> [EXERCISE INSTRUCTIONS]: Leave out the pictures and copy every record exactly.

(Data items)
──────────────────────────────

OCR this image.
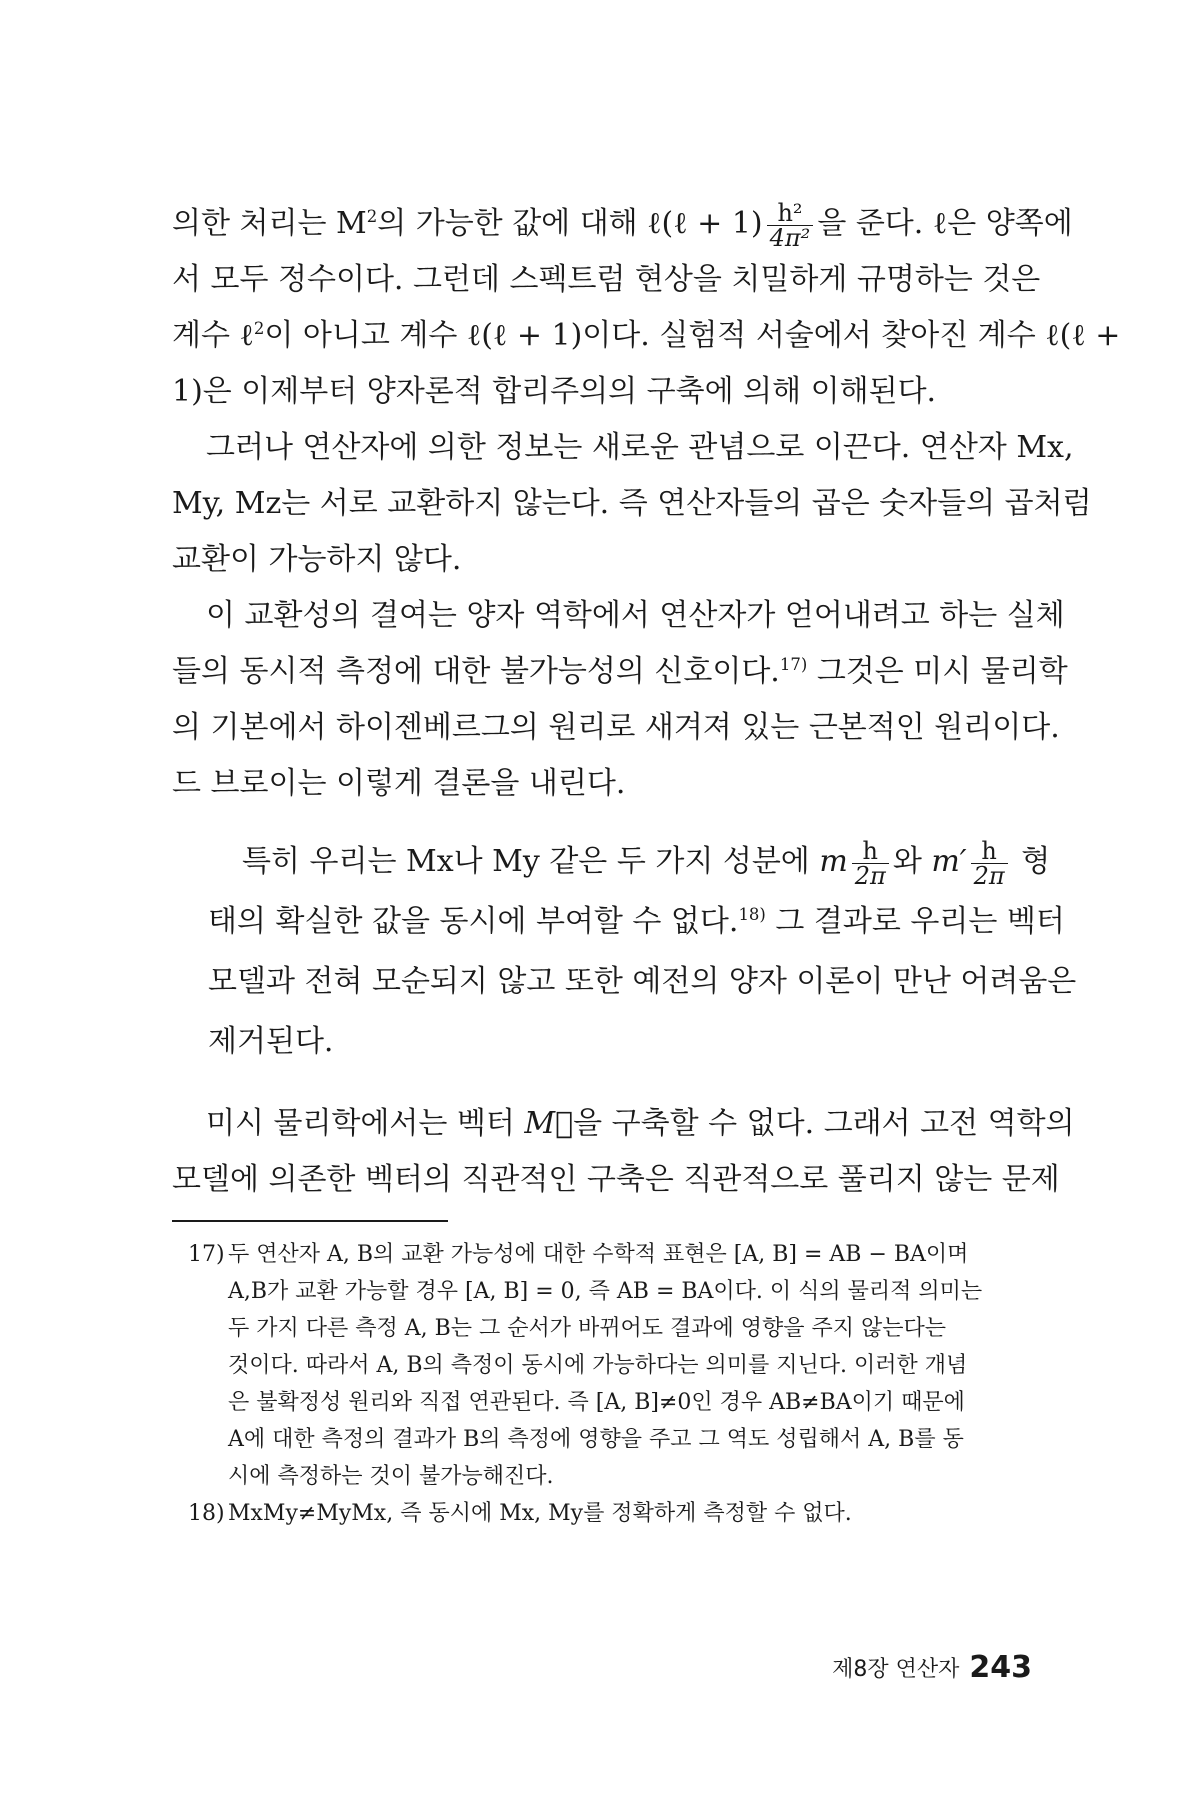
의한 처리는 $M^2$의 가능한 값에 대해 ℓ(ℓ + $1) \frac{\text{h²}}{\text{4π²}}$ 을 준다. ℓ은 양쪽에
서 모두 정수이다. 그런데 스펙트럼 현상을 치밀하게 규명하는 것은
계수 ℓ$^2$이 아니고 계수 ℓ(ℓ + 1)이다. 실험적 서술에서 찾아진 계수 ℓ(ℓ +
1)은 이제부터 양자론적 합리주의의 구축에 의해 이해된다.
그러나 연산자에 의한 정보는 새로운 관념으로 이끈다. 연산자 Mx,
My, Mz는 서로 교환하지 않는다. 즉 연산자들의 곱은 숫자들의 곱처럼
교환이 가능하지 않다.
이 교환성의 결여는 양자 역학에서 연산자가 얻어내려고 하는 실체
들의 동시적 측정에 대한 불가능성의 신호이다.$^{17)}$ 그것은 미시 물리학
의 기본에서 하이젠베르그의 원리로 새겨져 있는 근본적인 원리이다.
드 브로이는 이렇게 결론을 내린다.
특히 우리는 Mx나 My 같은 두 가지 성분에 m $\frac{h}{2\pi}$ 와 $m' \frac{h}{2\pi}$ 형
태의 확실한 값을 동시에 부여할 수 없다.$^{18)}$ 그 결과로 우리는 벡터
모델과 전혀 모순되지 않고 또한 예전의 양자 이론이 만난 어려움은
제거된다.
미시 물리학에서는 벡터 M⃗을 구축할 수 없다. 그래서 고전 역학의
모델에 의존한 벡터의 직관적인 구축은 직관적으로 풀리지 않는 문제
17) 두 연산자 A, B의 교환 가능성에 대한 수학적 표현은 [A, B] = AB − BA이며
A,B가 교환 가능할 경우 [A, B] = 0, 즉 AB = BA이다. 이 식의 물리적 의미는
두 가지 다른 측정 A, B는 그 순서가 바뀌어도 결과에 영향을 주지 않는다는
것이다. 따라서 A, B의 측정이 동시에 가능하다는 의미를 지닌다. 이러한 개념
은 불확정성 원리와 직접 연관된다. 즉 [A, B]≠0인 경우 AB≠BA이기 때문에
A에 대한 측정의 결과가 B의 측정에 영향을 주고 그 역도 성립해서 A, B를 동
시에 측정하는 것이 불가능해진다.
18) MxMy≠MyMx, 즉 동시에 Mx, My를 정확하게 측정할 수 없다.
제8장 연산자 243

──────────────────────────────

> [SOLUTION FOR THIS TASK]:
OCR this image.
의한 처리는 $M^2$의 가능한 값에 대해 ℓ(ℓ + $1) \frac{\text{h²}}{\text{4π²}}$ 을 준다. ℓ은 양쪽에
서 모두 정수이다. 그런데 스펙트럼 현상을 치밀하게 규명하는 것은
계수 ℓ$^2$이 아니고 계수 ℓ(ℓ + 1)이다. 실험적 서술에서 찾아진 계수 ℓ(ℓ +
1)은 이제부터 양자론적 합리주의의 구축에 의해 이해된다.
그러나 연산자에 의한 정보는 새로운 관념으로 이끈다. 연산자 Mx,
My, Mz는 서로 교환하지 않는다. 즉 연산자들의 곱은 숫자들의 곱처럼
교환이 가능하지 않다.
이 교환성의 결여는 양자 역학에서 연산자가 얻어내려고 하는 실체
들의 동시적 측정에 대한 불가능성의 신호이다.$^{17)}$ 그것은 미시 물리학
의 기본에서 하이젠베르그의 원리로 새겨져 있는 근본적인 원리이다.
드 브로이는 이렇게 결론을 내린다.
특히 우리는 Mx나 My 같은 두 가지 성분에 m $\frac{h}{2\pi}$ 와 $m' \frac{h}{2\pi}$ 형
태의 확실한 값을 동시에 부여할 수 없다.$^{18)}$ 그 결과로 우리는 벡터
모델과 전혀 모순되지 않고 또한 예전의 양자 이론이 만난 어려움은
제거된다.
미시 물리학에서는 벡터 M⃗을 구축할 수 없다. 그래서 고전 역학의
모델에 의존한 벡터의 직관적인 구축은 직관적으로 풀리지 않는 문제
17) 두 연산자 A, B의 교환 가능성에 대한 수학적 표현은 [A, B] = AB − BA이며
A,B가 교환 가능할 경우 [A, B] = 0, 즉 AB = BA이다. 이 식의 물리적 의미는
두 가지 다른 측정 A, B는 그 순서가 바뀌어도 결과에 영향을 주지 않는다는
것이다. 따라서 A, B의 측정이 동시에 가능하다는 의미를 지닌다. 이러한 개념
은 불확정성 원리와 직접 연관된다. 즉 [A, B]≠0인 경우 AB≠BA이기 때문에
A에 대한 측정의 결과가 B의 측정에 영향을 주고 그 역도 성립해서 A, B를 동
시에 측정하는 것이 불가능해진다.
18) MxMy≠MyMx, 즉 동시에 Mx, My를 정확하게 측정할 수 없다.
제8장 연산자 243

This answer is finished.